--- Begin Supplied data ---

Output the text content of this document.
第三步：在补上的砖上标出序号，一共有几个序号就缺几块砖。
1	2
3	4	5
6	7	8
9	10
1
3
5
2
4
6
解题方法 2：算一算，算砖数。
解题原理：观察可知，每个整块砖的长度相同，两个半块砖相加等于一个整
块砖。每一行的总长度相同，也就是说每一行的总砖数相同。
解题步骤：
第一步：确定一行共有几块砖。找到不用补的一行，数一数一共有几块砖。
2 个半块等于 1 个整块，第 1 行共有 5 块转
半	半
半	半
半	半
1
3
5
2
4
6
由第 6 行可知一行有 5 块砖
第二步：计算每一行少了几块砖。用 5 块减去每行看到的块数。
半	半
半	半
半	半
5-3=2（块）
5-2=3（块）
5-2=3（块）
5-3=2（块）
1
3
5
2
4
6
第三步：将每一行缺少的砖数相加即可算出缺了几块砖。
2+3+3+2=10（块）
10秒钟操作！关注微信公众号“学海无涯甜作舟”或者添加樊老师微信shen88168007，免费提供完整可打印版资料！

--- End Supplied data ---
--- Begin Supplied data ---

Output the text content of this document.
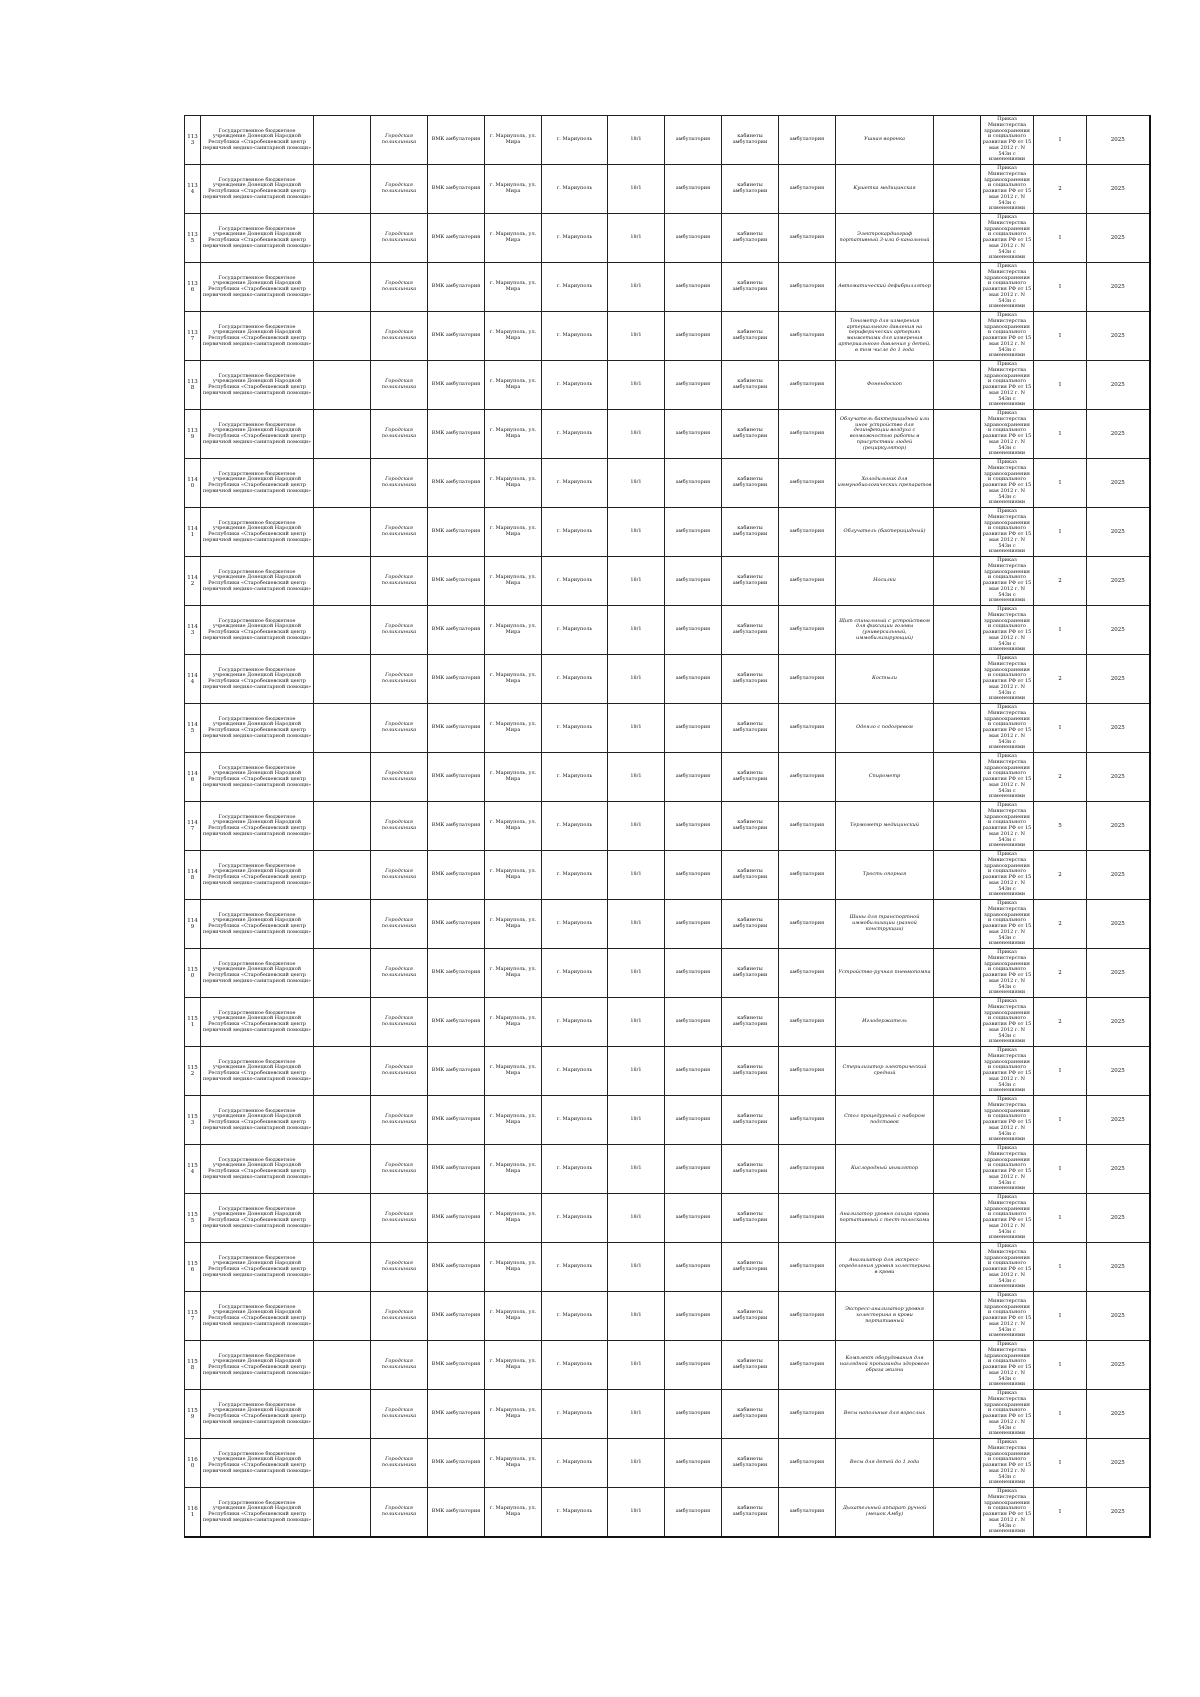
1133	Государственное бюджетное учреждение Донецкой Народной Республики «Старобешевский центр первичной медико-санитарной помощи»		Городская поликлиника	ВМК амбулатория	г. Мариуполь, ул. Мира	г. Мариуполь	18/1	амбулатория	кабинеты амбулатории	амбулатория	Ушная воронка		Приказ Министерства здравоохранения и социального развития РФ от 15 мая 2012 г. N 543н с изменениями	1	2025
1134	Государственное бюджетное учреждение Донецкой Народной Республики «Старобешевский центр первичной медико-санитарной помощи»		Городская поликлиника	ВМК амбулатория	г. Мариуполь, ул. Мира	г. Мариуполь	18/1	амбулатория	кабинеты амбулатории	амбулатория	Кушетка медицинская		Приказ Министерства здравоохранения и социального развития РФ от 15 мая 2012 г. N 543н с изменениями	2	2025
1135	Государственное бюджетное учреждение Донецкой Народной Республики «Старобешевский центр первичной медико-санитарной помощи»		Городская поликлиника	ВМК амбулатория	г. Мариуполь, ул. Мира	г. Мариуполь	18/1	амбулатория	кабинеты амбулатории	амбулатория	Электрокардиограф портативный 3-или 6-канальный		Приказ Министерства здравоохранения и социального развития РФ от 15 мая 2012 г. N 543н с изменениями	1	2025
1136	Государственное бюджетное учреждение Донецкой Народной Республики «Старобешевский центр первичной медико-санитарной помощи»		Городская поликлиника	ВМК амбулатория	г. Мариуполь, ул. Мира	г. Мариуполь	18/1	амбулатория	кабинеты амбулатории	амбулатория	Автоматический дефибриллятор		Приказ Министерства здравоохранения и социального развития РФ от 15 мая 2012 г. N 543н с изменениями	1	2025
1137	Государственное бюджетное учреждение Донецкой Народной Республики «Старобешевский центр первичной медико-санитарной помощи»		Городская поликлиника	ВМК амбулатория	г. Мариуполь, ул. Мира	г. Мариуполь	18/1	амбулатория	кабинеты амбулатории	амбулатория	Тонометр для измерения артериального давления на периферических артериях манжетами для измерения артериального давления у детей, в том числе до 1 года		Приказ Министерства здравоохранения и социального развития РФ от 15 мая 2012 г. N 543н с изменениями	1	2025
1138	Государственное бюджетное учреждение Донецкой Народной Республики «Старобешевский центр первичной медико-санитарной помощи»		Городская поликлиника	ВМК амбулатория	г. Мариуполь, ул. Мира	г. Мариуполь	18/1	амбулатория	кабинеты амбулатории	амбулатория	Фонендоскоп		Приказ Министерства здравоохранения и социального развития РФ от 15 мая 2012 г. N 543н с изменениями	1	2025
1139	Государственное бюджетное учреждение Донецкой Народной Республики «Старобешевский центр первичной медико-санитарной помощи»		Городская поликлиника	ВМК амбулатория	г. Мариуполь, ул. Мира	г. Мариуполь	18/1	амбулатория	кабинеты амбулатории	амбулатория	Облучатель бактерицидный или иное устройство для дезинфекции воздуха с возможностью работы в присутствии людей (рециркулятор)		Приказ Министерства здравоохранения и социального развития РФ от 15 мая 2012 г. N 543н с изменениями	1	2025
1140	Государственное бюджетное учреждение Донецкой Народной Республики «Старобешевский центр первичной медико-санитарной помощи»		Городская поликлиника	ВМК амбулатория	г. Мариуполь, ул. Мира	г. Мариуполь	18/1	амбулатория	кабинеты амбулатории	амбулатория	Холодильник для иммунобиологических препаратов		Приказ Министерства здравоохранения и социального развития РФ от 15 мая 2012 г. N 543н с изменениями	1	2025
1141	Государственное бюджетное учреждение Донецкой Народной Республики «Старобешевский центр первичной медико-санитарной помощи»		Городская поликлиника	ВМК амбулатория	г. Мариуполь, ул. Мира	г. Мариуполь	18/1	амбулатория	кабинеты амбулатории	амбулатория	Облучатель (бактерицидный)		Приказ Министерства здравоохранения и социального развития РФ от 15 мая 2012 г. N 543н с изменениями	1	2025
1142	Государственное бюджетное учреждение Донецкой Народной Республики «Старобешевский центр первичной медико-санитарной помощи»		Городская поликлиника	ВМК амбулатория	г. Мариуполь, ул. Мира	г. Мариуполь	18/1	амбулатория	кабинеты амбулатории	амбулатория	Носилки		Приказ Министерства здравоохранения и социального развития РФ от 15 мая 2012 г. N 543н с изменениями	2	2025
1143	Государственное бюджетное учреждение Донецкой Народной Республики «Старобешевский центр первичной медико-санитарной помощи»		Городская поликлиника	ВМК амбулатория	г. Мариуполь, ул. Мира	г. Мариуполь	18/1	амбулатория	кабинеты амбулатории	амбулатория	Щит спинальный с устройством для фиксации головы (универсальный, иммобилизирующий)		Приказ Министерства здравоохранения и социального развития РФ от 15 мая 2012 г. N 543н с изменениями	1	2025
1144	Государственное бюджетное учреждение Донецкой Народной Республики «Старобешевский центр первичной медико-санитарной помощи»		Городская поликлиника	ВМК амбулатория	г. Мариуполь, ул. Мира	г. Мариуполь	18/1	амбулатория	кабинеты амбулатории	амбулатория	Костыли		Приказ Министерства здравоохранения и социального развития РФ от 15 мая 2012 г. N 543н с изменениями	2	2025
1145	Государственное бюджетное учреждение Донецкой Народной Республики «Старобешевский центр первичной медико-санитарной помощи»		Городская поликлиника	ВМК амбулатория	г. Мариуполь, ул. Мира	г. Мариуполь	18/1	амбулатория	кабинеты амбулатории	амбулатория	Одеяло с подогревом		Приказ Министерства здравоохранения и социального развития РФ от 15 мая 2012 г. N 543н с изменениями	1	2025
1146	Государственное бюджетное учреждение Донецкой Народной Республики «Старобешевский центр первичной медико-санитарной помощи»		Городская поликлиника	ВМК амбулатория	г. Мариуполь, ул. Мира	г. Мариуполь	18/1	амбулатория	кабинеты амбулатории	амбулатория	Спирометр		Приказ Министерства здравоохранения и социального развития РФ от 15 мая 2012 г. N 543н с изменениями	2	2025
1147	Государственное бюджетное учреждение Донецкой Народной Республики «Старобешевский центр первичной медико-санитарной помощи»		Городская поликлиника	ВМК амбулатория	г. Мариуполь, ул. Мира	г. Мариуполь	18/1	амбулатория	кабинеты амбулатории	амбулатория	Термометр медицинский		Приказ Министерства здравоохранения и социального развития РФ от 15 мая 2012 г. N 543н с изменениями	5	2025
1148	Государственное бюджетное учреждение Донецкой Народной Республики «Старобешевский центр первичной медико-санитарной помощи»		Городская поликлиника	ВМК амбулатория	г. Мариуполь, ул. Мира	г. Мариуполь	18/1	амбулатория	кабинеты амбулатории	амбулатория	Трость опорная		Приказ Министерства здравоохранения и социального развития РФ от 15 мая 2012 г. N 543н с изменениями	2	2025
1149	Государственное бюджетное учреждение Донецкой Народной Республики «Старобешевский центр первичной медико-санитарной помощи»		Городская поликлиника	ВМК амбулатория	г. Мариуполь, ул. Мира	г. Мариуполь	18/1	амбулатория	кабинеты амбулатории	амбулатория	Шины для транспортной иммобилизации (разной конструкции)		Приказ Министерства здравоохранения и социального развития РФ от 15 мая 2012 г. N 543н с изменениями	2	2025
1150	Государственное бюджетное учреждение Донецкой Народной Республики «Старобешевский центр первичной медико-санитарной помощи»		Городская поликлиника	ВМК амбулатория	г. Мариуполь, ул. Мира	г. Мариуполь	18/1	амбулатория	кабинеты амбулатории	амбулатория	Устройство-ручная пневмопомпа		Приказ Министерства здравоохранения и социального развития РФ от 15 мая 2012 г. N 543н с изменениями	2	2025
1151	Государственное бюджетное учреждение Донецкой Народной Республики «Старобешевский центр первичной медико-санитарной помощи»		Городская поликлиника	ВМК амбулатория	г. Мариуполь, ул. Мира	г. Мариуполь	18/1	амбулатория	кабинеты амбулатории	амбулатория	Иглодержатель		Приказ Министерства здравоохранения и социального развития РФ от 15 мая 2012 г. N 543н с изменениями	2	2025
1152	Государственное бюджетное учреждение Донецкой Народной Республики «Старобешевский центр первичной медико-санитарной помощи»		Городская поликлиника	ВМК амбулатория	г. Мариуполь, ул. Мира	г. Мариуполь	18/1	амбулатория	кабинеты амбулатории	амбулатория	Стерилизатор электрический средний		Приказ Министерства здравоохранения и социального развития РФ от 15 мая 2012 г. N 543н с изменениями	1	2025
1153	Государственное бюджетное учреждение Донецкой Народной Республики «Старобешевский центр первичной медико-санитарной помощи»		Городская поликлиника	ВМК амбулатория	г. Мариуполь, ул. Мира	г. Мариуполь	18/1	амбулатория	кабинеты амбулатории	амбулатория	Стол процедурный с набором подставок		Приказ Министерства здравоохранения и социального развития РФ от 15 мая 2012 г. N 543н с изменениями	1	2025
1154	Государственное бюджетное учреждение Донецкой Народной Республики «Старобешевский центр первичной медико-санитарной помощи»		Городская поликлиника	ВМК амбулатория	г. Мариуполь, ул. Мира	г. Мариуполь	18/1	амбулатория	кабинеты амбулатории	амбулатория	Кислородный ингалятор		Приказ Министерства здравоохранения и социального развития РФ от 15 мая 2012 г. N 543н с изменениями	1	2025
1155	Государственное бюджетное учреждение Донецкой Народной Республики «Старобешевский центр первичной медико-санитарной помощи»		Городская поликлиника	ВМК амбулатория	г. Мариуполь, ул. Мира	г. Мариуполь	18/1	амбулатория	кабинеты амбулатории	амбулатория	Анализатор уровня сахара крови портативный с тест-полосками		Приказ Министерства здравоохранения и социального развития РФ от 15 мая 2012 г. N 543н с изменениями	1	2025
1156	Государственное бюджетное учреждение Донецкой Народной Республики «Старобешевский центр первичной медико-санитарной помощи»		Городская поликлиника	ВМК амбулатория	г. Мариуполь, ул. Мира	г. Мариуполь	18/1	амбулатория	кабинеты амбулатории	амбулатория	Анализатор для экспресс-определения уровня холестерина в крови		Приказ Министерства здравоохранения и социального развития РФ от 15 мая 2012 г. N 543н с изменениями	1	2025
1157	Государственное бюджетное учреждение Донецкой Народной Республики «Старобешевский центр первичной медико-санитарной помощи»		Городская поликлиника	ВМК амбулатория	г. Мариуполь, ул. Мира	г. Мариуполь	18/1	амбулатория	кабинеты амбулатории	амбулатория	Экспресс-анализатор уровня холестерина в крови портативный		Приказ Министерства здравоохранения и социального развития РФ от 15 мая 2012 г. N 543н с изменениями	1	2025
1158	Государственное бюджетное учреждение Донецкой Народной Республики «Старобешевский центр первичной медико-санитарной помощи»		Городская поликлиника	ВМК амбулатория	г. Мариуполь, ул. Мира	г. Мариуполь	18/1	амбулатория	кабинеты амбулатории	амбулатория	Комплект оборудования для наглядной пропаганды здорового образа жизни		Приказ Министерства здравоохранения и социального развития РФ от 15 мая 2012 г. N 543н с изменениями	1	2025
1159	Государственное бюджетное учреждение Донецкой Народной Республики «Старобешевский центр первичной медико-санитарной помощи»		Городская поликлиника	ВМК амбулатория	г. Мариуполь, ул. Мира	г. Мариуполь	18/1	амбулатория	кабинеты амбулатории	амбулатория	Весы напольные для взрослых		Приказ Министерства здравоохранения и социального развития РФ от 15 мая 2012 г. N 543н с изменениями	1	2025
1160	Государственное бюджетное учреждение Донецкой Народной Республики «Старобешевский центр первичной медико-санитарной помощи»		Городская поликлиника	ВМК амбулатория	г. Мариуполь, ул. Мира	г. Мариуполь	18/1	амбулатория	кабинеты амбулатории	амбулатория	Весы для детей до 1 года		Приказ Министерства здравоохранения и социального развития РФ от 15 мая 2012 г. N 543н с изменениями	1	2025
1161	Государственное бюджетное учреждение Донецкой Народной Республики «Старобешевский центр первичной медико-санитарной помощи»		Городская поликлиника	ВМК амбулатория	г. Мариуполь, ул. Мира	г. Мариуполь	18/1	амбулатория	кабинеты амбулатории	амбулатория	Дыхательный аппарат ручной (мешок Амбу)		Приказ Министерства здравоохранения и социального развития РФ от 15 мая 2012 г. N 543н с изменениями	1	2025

--- End Supplied data ---
--- Begin Supplied data ---

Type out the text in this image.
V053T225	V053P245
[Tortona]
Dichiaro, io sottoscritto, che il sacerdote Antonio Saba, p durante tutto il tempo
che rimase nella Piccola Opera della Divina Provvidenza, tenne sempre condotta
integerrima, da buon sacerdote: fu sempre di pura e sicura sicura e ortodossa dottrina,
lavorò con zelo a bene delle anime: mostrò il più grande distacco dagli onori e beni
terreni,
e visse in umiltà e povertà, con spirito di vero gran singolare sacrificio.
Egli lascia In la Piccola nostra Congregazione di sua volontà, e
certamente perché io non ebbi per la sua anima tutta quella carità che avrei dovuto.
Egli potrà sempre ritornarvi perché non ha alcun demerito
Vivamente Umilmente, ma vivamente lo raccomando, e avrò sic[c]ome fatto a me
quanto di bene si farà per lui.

--- End Supplied data ---

● Problem
Copy all lines from the material that include "sempre".

● Answer to this exercise
che rimase nella Piccola Opera della Divina Provvidenza, tenne sempre condotta
integerrima, da buon sacerdote: fu sempre di pura e sicura sicura e ortodossa dottrina,
Egli potrà sempre ritornarvi perché non ha alcun demerito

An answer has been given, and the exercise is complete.